***** The data

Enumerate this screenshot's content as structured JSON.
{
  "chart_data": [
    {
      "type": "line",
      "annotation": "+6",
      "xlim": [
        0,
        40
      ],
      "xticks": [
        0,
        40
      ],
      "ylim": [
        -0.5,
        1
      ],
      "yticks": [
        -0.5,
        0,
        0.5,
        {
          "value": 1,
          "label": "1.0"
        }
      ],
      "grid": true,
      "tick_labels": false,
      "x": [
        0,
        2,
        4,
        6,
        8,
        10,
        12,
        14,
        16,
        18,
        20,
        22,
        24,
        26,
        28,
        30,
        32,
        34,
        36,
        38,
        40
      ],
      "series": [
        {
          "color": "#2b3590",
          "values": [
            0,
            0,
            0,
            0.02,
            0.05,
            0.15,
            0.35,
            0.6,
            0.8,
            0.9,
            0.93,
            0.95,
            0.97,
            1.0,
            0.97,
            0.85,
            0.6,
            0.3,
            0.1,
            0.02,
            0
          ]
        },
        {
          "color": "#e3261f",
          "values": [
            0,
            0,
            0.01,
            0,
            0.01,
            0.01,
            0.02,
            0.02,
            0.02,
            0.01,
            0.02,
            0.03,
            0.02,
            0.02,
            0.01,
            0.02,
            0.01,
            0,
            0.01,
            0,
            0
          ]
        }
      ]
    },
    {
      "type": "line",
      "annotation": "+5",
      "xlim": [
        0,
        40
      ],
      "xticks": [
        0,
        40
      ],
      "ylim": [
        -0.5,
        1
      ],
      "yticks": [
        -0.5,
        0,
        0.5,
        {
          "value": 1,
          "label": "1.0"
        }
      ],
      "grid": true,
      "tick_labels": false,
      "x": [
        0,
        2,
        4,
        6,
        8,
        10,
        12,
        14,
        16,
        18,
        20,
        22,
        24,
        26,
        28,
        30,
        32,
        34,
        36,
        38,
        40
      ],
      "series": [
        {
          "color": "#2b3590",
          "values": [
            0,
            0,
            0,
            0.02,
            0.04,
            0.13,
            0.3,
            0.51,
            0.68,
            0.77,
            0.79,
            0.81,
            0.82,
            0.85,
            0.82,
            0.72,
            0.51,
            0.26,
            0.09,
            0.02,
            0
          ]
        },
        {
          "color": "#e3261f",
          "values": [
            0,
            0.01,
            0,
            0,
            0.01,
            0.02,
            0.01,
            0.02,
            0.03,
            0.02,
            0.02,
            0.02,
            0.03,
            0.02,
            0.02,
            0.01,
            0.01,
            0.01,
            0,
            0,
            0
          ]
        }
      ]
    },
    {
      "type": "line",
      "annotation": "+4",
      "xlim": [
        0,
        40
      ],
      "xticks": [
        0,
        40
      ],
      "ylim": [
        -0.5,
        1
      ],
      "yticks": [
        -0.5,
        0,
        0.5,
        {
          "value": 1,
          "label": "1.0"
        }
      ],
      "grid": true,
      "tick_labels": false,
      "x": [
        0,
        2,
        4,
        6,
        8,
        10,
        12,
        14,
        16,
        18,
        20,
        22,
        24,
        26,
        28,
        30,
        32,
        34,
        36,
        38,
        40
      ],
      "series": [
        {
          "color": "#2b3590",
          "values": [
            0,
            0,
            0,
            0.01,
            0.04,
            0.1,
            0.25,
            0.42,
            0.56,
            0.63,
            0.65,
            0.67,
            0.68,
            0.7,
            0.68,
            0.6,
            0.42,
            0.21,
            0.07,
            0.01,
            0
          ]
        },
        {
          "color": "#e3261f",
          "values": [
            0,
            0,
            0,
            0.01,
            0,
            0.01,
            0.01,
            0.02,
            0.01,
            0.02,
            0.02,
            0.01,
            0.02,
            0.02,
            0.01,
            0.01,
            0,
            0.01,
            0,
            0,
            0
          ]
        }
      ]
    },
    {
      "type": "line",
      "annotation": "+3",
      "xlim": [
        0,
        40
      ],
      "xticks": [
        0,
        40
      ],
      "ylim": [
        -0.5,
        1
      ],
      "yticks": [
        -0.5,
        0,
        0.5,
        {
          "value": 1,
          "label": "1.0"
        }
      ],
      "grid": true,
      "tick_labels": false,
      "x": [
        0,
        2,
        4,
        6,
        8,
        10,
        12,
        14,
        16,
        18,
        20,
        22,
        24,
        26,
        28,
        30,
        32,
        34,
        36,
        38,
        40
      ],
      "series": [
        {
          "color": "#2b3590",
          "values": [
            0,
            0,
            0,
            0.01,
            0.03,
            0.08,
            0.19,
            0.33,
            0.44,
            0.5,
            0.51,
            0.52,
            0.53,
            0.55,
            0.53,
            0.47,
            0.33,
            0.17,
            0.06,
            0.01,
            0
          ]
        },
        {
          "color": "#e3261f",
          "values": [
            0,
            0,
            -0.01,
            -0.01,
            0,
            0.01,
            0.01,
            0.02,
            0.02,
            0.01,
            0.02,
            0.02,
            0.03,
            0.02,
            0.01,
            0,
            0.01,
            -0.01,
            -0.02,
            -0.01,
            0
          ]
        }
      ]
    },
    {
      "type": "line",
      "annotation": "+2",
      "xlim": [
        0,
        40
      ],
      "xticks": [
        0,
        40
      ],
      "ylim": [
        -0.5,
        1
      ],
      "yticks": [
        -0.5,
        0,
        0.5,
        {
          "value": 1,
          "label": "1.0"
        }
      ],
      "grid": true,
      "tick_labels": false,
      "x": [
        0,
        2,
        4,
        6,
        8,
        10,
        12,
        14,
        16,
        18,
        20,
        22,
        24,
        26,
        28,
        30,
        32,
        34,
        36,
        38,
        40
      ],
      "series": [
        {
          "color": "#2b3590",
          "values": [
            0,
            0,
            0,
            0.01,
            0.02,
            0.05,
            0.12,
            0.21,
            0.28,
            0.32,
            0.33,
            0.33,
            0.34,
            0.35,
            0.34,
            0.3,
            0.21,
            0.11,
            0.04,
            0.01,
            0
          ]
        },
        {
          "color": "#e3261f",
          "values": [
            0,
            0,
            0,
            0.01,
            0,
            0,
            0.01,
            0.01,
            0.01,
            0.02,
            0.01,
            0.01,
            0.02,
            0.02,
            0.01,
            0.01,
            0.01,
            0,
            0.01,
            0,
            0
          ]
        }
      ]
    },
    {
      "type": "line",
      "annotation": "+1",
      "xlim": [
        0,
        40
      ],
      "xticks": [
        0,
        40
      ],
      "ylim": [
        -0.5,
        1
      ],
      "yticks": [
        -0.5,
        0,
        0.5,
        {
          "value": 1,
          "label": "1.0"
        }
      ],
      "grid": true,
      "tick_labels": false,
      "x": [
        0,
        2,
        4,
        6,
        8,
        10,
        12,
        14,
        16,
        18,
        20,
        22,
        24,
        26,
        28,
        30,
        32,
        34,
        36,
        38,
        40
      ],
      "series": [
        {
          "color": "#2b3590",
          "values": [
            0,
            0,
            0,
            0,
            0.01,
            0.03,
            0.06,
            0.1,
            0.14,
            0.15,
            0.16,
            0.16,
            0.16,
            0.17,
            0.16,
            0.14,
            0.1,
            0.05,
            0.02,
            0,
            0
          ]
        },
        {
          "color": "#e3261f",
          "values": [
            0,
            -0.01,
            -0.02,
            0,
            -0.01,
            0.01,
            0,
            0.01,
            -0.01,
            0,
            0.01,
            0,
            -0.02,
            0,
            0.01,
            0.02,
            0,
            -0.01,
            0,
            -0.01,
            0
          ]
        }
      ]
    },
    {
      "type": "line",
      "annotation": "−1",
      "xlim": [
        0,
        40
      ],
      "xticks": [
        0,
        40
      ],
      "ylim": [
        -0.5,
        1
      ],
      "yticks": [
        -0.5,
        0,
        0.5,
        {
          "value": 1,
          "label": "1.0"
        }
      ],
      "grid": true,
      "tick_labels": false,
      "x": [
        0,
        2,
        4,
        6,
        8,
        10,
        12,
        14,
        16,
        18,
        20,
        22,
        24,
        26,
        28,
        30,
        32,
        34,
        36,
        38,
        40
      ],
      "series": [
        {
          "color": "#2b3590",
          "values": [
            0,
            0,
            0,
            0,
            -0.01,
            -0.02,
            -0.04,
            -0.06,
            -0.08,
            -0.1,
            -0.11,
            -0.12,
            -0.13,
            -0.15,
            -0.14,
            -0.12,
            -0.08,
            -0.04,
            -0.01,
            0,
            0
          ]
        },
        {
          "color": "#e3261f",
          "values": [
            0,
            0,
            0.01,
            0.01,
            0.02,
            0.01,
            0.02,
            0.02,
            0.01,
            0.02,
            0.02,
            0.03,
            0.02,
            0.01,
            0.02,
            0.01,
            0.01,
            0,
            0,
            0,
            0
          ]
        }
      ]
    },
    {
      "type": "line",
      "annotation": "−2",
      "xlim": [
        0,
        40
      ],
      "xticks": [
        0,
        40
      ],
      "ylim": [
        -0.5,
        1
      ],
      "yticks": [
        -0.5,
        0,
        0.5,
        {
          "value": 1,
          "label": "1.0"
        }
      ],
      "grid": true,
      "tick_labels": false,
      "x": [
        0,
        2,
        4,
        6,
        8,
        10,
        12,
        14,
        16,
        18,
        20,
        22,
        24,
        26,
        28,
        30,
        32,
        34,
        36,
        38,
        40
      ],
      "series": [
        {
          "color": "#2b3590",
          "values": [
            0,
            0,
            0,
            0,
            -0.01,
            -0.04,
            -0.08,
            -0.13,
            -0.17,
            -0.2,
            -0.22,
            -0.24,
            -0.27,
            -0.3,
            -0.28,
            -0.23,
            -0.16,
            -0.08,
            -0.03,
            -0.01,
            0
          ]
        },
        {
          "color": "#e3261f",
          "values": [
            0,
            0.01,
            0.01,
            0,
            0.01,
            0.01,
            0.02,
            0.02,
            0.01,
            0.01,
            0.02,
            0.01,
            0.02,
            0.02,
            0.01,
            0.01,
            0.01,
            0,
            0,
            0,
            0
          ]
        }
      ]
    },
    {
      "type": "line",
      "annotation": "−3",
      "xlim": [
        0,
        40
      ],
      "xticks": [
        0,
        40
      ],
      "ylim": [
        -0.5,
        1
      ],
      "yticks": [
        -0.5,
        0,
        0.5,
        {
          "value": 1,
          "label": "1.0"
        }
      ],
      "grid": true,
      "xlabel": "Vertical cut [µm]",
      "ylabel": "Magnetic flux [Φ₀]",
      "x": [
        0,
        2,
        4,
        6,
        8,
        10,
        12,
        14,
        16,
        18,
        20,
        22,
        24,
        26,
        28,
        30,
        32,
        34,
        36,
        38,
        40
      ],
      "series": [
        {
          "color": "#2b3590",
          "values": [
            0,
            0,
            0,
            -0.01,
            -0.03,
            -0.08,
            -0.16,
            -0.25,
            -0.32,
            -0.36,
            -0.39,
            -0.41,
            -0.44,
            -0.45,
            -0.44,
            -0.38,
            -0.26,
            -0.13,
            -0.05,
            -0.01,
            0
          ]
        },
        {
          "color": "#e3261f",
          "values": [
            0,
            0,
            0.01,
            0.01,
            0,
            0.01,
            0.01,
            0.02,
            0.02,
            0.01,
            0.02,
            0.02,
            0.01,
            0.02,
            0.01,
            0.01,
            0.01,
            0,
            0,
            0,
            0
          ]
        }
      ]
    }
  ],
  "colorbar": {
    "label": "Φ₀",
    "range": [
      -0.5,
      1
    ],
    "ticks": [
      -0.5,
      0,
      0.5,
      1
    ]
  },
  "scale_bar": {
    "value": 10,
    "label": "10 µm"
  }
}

**********

=== Work to do ===
Track down every line with the word "annotation" and copy it.

=== Task response ===
      "annotation": "+6",
      "annotation": "+5",
      "annotation": "+4",
      "annotation": "+3",
      "annotation": "+2",
      "annotation": "+1",
      "annotation": "−1",
      "annotation": "−2",
      "annotation": "−3",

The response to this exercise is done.